▶ **Prompt**
Write out the entries below once more, exactly, with the pictures left out.

▶ **Stored records**
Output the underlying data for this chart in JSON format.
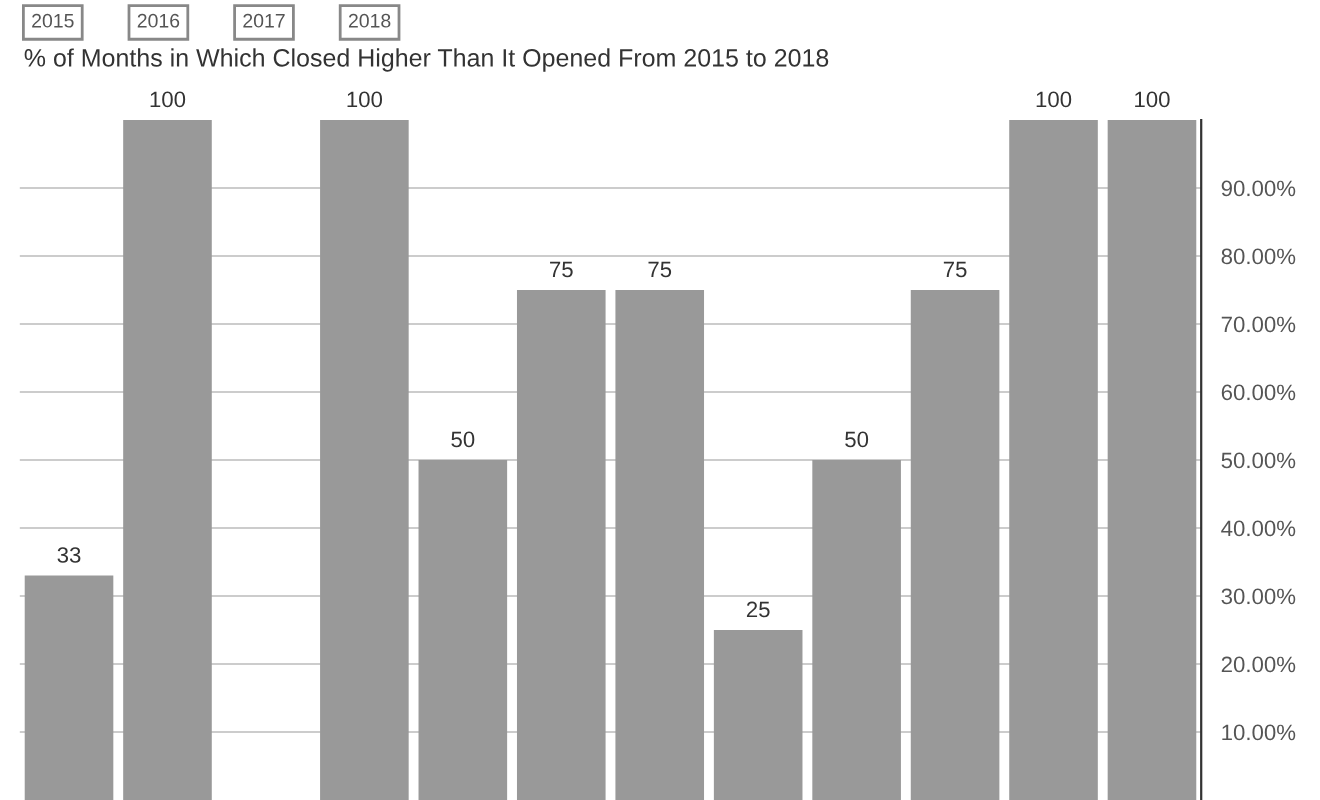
{
  "chart_data": {
    "type": "bar",
    "title": "% of Months in Which Closed Higher Than It Opened From 2015 to 2018",
    "annotations": [
      "2015",
      "2016",
      "2017",
      "2018"
    ],
    "categories": [
      null,
      null,
      null,
      null,
      null,
      null,
      null,
      null,
      null,
      null,
      null,
      null
    ],
    "values": [
      33,
      100,
      null,
      100,
      50,
      75,
      75,
      25,
      50,
      75,
      100,
      100
    ],
    "value_labels": [
      "33",
      "100",
      null,
      "100",
      "50",
      "75",
      "75",
      "25",
      "50",
      "75",
      "100",
      "100"
    ],
    "color": "#999999",
    "ylim": [
      0,
      100
    ],
    "yticks": [
      {
        "value": 10,
        "label": "10.00%"
      },
      {
        "value": 20,
        "label": "20.00%"
      },
      {
        "value": 30,
        "label": "30.00%"
      },
      {
        "value": 40,
        "label": "40.00%"
      },
      {
        "value": 50,
        "label": "50.00%"
      },
      {
        "value": 60,
        "label": "60.00%"
      },
      {
        "value": 70,
        "label": "70.00%"
      },
      {
        "value": 80,
        "label": "80.00%"
      },
      {
        "value": 90,
        "label": "90.00%"
      }
    ],
    "grid": "y",
    "tick_labels": "y"
  }
}
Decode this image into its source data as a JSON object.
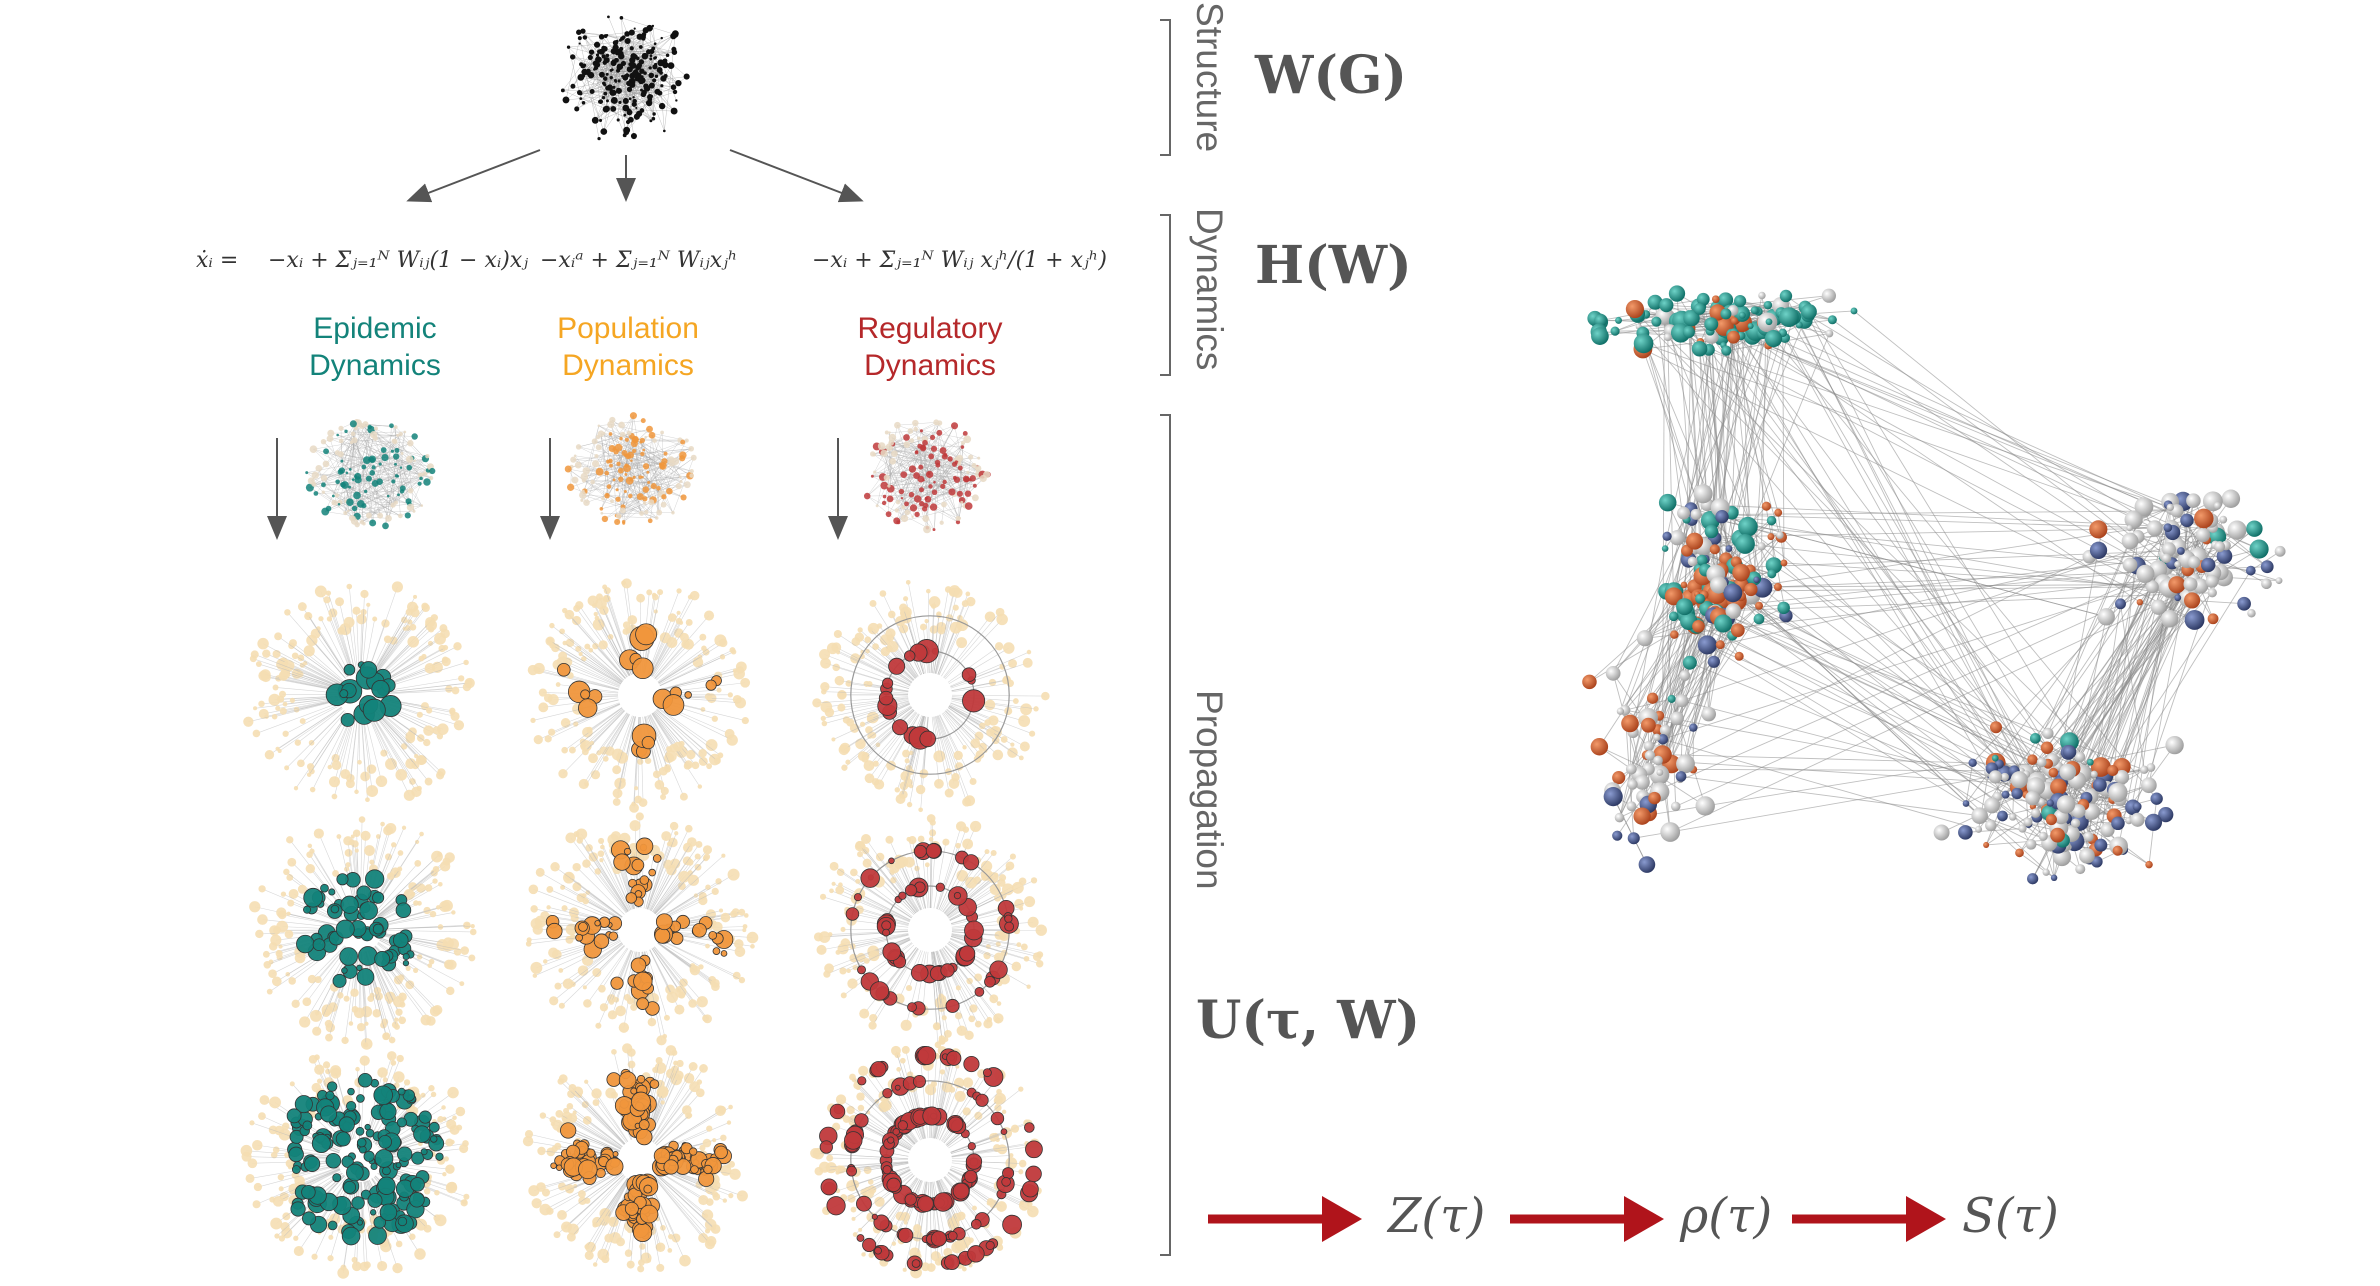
{
  "equations": {
    "lhs": "ẋᵢ =",
    "epidemic": "−xᵢ + Σⱼ₌₁ᴺ Wᵢⱼ(1 − xᵢ)xⱼ",
    "population": "−xᵢᵃ + Σⱼ₌₁ᴺ Wᵢⱼxⱼʰ",
    "regulatory": "−xᵢ + Σⱼ₌₁ᴺ Wᵢⱼ xⱼʰ/(1 + xⱼʰ)"
  },
  "columns": [
    {
      "line1": "Epidemic",
      "line2": "Dynamics",
      "color": "#13837a"
    },
    {
      "line1": "Population",
      "line2": "Dynamics",
      "color": "#f5a623"
    },
    {
      "line1": "Regulatory",
      "line2": "Dynamics",
      "color": "#b5282a"
    }
  ],
  "stages": {
    "structure": "Structure",
    "dynamics": "Dynamics",
    "propagation": "Propagation"
  },
  "symbols": {
    "structure": "W(G)",
    "dynamics": "H(W)",
    "propagation": "U(τ, W)"
  },
  "pipeline": [
    "Z(τ)",
    "ρ(τ)",
    "S(τ)"
  ],
  "colors": {
    "teal": "#13837a",
    "orange": "#f0963c",
    "red": "#c0393b",
    "beige": "#f5deb3",
    "arrow_red": "#b0141b",
    "navy": "#3a4a78",
    "grey_node": "#cfcfcf",
    "rust": "#c8501e"
  }
}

▶ **Correct response**
Output the underlying data for this chart in JSON format.
{
  "chart_data": {
    "type": "bar",
    "title": "% of Months in Which Closed Higher Than It Opened From 2015 to 2018",
    "annotations": [
      "2015",
      "2016",
      "2017",
      "2018"
    ],
    "categories": [
      null,
      null,
      null,
      null,
      null,
      null,
      null,
      null,
      null,
      null,
      null,
      null
    ],
    "values": [
      33,
      100,
      null,
      100,
      50,
      75,
      75,
      25,
      50,
      75,
      100,
      100
    ],
    "value_labels": [
      "33",
      "100",
      null,
      "100",
      "50",
      "75",
      "75",
      "25",
      "50",
      "75",
      "100",
      "100"
    ],
    "color": "#999999",
    "ylim": [
      0,
      100
    ],
    "yticks": [
      {
        "value": 10,
        "label": "10.00%"
      },
      {
        "value": 20,
        "label": "20.00%"
      },
      {
        "value": 30,
        "label": "30.00%"
      },
      {
        "value": 40,
        "label": "40.00%"
      },
      {
        "value": 50,
        "label": "50.00%"
      },
      {
        "value": 60,
        "label": "60.00%"
      },
      {
        "value": 70,
        "label": "70.00%"
      },
      {
        "value": 80,
        "label": "80.00%"
      },
      {
        "value": 90,
        "label": "90.00%"
      }
    ],
    "grid": "y",
    "tick_labels": "y"
  }
}
Decode this image into its source data as a JSON object.
{
  "equations": {
    "lhs": "ẋᵢ =",
    "epidemic": "−xᵢ + Σⱼ₌₁ᴺ Wᵢⱼ(1 − xᵢ)xⱼ",
    "population": "−xᵢᵃ + Σⱼ₌₁ᴺ Wᵢⱼxⱼʰ",
    "regulatory": "−xᵢ + Σⱼ₌₁ᴺ Wᵢⱼ xⱼʰ/(1 + xⱼʰ)"
  },
  "columns": [
    {
      "line1": "Epidemic",
      "line2": "Dynamics",
      "color": "#13837a"
    },
    {
      "line1": "Population",
      "line2": "Dynamics",
      "color": "#f5a623"
    },
    {
      "line1": "Regulatory",
      "line2": "Dynamics",
      "color": "#b5282a"
    }
  ],
  "stages": {
    "structure": "Structure",
    "dynamics": "Dynamics",
    "propagation": "Propagation"
  },
  "symbols": {
    "structure": "W(G)",
    "dynamics": "H(W)",
    "propagation": "U(τ, W)"
  },
  "pipeline": [
    "Z(τ)",
    "ρ(τ)",
    "S(τ)"
  ],
  "colors": {
    "teal": "#13837a",
    "orange": "#f0963c",
    "red": "#c0393b",
    "beige": "#f5deb3",
    "arrow_red": "#b0141b",
    "navy": "#3a4a78",
    "grey_node": "#cfcfcf",
    "rust": "#c8501e"
  }
}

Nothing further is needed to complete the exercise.